Records from a dataset:
-*-*-

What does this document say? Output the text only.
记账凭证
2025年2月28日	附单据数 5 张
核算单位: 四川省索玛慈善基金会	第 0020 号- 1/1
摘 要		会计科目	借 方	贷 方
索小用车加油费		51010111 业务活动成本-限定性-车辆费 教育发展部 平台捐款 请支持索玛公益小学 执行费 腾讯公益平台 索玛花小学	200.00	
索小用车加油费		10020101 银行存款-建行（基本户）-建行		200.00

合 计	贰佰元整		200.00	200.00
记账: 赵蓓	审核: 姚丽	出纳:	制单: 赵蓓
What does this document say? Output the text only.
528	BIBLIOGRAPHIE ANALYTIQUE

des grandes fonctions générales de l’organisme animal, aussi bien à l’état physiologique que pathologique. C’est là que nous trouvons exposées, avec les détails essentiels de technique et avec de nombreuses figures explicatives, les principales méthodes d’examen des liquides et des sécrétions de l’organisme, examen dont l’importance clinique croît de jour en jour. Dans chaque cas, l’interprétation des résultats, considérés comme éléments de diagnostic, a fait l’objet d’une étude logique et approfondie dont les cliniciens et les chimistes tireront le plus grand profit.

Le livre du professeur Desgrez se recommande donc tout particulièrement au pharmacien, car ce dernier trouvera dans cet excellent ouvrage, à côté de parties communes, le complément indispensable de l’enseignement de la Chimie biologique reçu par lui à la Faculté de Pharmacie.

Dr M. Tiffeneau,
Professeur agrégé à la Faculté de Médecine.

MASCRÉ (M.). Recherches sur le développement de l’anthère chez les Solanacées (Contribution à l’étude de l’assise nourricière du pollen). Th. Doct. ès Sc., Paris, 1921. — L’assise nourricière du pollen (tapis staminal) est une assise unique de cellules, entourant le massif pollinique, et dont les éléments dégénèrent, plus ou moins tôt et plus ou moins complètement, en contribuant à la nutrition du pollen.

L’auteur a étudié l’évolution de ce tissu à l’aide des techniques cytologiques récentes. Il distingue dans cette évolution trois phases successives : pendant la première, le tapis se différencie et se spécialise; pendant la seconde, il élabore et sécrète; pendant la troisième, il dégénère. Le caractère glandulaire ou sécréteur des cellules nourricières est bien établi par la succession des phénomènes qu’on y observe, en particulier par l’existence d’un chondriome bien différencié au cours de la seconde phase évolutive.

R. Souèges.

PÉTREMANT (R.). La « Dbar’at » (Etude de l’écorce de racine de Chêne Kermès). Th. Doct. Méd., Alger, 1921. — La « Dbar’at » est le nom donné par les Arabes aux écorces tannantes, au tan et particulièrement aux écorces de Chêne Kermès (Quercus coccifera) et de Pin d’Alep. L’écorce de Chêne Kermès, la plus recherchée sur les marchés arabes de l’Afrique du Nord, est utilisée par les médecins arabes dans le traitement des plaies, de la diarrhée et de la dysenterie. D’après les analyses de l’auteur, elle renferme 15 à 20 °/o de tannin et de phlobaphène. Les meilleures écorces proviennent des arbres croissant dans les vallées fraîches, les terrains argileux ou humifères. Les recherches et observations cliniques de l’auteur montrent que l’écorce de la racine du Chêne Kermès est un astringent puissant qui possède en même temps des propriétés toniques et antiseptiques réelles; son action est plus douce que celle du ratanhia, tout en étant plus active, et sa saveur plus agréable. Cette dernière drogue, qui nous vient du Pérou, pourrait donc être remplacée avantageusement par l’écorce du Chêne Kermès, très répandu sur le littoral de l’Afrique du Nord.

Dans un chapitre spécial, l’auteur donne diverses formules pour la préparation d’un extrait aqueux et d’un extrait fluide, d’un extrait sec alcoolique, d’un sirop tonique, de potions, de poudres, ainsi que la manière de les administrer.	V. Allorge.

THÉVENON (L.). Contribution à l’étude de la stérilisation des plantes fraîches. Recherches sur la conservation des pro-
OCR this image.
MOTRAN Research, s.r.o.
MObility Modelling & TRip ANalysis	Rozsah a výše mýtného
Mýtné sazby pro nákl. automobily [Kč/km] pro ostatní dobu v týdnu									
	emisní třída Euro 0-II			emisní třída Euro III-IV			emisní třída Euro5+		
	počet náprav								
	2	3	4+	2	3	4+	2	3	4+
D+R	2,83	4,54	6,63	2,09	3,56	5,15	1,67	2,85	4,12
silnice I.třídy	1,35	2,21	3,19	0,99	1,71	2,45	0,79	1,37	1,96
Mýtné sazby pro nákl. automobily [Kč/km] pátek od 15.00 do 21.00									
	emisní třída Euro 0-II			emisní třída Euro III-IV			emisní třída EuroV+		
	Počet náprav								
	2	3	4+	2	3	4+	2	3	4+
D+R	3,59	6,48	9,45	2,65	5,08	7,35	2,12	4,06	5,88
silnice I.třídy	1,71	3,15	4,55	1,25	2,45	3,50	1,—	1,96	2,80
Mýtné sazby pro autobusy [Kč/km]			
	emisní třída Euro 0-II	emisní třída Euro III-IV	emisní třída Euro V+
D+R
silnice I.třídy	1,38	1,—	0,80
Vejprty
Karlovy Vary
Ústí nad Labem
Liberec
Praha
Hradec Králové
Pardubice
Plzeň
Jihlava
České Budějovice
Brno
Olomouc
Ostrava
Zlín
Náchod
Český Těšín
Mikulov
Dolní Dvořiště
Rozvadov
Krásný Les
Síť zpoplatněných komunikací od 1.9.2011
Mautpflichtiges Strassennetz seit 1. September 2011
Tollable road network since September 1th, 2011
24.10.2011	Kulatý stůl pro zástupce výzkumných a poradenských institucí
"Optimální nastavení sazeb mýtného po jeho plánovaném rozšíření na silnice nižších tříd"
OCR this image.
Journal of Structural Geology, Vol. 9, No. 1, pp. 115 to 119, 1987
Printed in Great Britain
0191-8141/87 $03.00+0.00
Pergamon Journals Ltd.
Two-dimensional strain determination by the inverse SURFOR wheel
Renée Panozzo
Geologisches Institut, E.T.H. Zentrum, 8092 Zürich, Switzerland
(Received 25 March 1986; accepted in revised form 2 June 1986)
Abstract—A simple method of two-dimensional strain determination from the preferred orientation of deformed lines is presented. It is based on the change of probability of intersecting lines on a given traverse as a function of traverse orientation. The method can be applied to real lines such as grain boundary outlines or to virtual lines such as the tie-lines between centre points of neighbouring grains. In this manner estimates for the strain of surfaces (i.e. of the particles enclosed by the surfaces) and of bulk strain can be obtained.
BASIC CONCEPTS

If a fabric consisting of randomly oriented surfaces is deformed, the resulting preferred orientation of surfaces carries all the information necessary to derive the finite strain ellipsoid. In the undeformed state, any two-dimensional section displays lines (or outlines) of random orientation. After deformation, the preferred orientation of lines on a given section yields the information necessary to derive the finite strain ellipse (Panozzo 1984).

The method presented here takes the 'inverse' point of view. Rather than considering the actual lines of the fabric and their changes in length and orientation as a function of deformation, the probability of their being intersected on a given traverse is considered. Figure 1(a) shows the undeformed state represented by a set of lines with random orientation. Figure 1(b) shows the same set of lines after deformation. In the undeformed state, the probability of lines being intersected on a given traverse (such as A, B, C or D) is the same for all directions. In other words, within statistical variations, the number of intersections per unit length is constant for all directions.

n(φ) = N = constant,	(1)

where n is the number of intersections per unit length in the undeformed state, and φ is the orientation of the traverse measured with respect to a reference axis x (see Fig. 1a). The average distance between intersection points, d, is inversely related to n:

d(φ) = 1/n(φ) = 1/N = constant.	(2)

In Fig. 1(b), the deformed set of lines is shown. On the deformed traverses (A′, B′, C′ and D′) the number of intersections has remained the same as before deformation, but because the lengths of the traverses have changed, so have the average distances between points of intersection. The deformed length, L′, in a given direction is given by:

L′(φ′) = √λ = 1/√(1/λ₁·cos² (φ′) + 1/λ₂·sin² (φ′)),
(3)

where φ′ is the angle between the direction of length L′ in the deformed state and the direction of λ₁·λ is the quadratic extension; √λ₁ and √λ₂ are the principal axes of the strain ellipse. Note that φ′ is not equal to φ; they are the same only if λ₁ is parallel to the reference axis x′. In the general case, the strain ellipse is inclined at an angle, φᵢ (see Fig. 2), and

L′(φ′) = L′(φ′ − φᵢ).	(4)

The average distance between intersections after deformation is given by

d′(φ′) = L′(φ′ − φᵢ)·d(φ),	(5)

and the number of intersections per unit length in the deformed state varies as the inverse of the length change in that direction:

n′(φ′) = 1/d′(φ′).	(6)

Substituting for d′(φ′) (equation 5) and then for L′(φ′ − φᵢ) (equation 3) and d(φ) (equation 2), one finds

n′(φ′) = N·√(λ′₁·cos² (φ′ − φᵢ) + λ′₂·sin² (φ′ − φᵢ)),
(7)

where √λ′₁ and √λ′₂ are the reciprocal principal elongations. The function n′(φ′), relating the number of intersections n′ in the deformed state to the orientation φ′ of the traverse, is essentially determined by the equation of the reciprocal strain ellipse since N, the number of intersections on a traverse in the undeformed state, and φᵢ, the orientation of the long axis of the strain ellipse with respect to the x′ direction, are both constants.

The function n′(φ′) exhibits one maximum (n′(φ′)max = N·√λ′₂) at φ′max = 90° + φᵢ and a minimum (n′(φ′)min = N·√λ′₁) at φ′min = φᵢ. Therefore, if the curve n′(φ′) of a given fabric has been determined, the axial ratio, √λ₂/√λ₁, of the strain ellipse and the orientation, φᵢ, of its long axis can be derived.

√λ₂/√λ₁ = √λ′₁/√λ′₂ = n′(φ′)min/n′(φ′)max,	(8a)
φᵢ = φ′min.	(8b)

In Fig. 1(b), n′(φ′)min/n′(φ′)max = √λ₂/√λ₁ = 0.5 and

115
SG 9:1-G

-*-*-

● **WRITTEN TASK**: Find the count of lines in the data above where the string "equation" occurs. Provide that number alone.

● **THE RESULT**: 2